And you are right, when the Mac was launched the competition on the PC world was an industry that was immature, even IBM's effort was founded on the idea that you studied years at university to learn to operate computers. The Mac had a field day demolising that paradigm and making the PC so user-friendly, you did not have to go to school to operate an extremely complex machine. Brilliant.

The Newton came into a more-or-less virgin market of digital calendars and pocket calculators and pretty well inventing the modern PDA. No competition there.

And when Apple introduced the iPod, that market was dominated by global electronics giant Sony, but at that point Sony had its eyes elsewhere, having concluded there was no relevant money in the portable music business, giving lip service to its minidisk, and focusing on Playstation and PSP, as well as the prospects of its brand new partnership with Ericsson to the much larger phone market. Again the iPod faced no serious competition.

In the phone business you have the big five, and each has stated that the phone is central to their future. And on the periphery about 20 smaller phone makers which tend to push the envelope in innovation and design such as RIM's Blackberry, or in Japan for example NTT DoCoMo - the incumbent mobile phone operator (carrier) is the biggest phone designer and specifies what it then orders from the Sanyos, NECs, Sharps, Panasonics and Sonys who build the devices to NTT DoCoMo's specs.

And there is massive interest from the biggest players in several other industries including the PC industry (eg Microsoft), internet (Google), TV (BBC), music obviously all four global giants, videogaming (EA) etc etc etc. So this is not a dormant backwater industry with puny opponents, this is a very hot industry with very many global marketing brands already in it - think of Disney and its telecoms ventures, Virgin Mobile etc.

:::::

Aim a:
Rewrite everything in the records from the first line down to the line that contains "370, 170, 382]", replacing "Fragmentation Boundary" with "Handover Boundary" and leaving everything else unchanged.

Element location listings:
:::::

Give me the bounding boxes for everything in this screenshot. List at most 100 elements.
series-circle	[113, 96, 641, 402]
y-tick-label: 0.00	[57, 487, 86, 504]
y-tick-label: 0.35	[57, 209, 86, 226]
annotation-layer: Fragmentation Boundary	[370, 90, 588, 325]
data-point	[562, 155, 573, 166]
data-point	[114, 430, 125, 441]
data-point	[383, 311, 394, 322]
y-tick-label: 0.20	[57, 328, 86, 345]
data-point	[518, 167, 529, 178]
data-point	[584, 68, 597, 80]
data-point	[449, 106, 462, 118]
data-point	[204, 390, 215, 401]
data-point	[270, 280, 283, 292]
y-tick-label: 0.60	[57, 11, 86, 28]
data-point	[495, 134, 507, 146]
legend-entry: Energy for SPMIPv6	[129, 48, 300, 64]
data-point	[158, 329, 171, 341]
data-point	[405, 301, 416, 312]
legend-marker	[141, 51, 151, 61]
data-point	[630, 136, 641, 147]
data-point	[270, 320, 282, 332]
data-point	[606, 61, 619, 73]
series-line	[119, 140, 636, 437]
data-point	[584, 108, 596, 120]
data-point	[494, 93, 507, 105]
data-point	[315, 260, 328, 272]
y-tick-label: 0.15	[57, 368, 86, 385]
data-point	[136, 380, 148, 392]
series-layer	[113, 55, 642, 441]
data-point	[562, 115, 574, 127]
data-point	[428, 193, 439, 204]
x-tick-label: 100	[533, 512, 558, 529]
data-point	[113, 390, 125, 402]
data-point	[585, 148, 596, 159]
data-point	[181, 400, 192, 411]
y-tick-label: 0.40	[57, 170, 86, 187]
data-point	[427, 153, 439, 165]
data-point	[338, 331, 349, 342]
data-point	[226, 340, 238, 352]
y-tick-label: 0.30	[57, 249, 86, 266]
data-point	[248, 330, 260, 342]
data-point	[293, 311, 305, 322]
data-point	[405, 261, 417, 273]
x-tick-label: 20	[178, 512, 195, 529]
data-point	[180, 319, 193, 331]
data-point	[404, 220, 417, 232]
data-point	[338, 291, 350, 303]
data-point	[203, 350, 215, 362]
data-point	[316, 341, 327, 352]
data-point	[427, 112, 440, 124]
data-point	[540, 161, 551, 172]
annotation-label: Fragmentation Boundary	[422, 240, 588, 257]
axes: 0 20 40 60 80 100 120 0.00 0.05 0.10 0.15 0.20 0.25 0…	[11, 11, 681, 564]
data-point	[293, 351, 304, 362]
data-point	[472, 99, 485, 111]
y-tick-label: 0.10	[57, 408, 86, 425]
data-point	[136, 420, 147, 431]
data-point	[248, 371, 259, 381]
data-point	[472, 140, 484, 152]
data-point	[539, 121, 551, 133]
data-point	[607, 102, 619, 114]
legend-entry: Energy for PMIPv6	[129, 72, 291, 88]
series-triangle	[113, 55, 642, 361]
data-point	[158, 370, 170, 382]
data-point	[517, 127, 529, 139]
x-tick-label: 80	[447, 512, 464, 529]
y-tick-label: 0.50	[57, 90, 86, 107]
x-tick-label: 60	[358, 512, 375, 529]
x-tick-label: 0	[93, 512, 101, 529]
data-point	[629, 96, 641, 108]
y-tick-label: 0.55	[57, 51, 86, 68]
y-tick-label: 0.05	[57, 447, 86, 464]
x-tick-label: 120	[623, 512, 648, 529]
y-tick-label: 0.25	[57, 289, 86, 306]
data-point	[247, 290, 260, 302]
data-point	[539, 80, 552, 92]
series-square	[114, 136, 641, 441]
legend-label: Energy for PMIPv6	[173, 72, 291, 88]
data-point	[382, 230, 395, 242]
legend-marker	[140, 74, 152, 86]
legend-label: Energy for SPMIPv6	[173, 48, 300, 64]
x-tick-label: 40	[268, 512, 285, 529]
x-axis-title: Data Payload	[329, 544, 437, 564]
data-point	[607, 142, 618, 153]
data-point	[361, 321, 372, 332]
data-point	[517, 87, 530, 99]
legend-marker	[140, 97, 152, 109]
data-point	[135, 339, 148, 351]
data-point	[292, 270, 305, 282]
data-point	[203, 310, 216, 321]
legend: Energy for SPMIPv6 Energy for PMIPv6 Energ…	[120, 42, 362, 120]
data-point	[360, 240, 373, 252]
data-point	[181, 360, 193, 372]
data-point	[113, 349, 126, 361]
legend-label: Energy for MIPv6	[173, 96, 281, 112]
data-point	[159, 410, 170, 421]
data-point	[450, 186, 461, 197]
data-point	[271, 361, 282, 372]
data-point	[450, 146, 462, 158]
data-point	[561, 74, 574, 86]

:::::

Aim b:
Decide whether each statement below agrees with the text on Apple and its competitors. Answer yes or no for each, and quote the words of the text that decide it.
(i) When Apple introduced the iPod, Sony dominated that market.
(ii) The Newton entered a market with strong competition.
(iii) In Japan, NTT DoCoMo builds its phones itself.

Task result a:
Give me the bounding boxes for everything in this screenshot. List at most 100 elements.
series-circle	[113, 96, 641, 402]
y-tick-label: 0.00	[57, 487, 86, 504]
y-tick-label: 0.35	[57, 209, 86, 226]
annotation-layer: Handover Boundary	[370, 90, 588, 325]
data-point	[562, 155, 573, 166]
data-point	[114, 430, 125, 441]
data-point	[383, 311, 394, 322]
y-tick-label: 0.20	[57, 328, 86, 345]
data-point	[518, 167, 529, 178]
data-point	[584, 68, 597, 80]
data-point	[449, 106, 462, 118]
data-point	[204, 390, 215, 401]
data-point	[270, 280, 283, 292]
y-tick-label: 0.60	[57, 11, 86, 28]
data-point	[495, 134, 507, 146]
legend-entry: Energy for SPMIPv6	[129, 48, 300, 64]
data-point	[158, 329, 171, 341]
data-point	[405, 301, 416, 312]
legend-marker	[141, 51, 151, 61]
data-point	[630, 136, 641, 147]
data-point	[270, 320, 282, 332]
data-point	[606, 61, 619, 73]
series-line	[119, 140, 636, 437]
data-point	[584, 108, 596, 120]
data-point	[494, 93, 507, 105]
data-point	[315, 260, 328, 272]
y-tick-label: 0.15	[57, 368, 86, 385]
data-point	[136, 380, 148, 392]
series-layer	[113, 55, 642, 441]
data-point	[562, 115, 574, 127]
data-point	[428, 193, 439, 204]
x-tick-label: 100	[533, 512, 558, 529]
data-point	[113, 390, 125, 402]
data-point	[585, 148, 596, 159]
data-point	[181, 400, 192, 411]
y-tick-label: 0.40	[57, 170, 86, 187]
data-point	[427, 153, 439, 165]
data-point	[338, 331, 349, 342]
data-point	[226, 340, 238, 352]
y-tick-label: 0.30	[57, 249, 86, 266]
data-point	[248, 330, 260, 342]
data-point	[293, 311, 305, 322]
data-point	[405, 261, 417, 273]
x-tick-label: 20	[178, 512, 195, 529]
data-point	[180, 319, 193, 331]
data-point	[404, 220, 417, 232]
data-point	[338, 291, 350, 303]
data-point	[203, 350, 215, 362]
data-point	[316, 341, 327, 352]
data-point	[427, 112, 440, 124]
data-point	[540, 161, 551, 172]
annotation-label: Handover Boundary	[422, 240, 588, 257]
axes: 0 20 40 60 80 100 120 0.00 0.05 0.10 0.15 0.20 0.25 0…	[11, 11, 681, 564]
data-point	[293, 351, 304, 362]
data-point	[472, 99, 485, 111]
y-tick-label: 0.10	[57, 408, 86, 425]
data-point	[136, 420, 147, 431]
data-point	[248, 371, 259, 381]
data-point	[472, 140, 484, 152]
data-point	[539, 121, 551, 133]
data-point	[607, 102, 619, 114]
legend-entry: Energy for PMIPv6	[129, 72, 291, 88]
series-triangle	[113, 55, 642, 361]
data-point	[158, 370, 170, 382]

Task result b:
(i) Yes: "that market was dominated by global electronics giant Sony"
(ii) No: "No competition there."
(iii) No: "specifies what it then orders from the Sanyos, NECs, Sharps, Panasonics and Sonys who build the devices to NTT DoCoMo's specs"